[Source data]
____

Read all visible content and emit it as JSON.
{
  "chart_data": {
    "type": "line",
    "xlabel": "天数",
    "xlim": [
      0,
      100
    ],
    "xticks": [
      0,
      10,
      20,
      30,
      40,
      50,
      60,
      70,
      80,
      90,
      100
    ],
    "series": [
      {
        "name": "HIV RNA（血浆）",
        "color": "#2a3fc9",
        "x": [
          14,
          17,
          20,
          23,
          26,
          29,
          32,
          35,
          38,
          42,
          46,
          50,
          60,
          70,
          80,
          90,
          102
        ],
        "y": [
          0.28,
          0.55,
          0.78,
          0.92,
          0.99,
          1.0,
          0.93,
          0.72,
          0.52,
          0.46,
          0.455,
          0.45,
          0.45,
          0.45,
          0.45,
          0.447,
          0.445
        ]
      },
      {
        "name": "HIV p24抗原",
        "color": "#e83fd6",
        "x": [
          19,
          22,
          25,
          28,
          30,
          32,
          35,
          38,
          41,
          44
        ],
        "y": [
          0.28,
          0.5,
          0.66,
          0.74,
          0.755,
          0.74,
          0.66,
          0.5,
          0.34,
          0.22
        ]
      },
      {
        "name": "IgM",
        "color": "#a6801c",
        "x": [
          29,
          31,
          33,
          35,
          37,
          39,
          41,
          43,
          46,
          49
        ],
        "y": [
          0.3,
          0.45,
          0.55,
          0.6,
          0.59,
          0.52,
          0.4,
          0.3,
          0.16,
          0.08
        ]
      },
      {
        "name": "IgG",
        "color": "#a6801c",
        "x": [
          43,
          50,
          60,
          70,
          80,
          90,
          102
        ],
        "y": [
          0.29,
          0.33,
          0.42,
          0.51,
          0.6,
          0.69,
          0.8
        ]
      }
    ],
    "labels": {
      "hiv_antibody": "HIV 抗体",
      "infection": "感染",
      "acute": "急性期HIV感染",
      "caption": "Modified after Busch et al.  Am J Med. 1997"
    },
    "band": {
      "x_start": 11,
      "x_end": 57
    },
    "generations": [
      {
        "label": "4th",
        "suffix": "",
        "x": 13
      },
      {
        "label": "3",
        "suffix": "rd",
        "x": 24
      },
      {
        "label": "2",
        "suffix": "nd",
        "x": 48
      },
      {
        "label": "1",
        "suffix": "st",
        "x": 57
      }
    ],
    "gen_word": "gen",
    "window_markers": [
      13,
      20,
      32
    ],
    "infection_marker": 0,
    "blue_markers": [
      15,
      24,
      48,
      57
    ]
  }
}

____

Find "color" in the preceding records. Copy each line that holds it.

--- Answer to the problem ---
        "color": "#2a3fc9",
        "color": "#e83fd6",
        "color": "#a6801c",
        "color": "#a6801c",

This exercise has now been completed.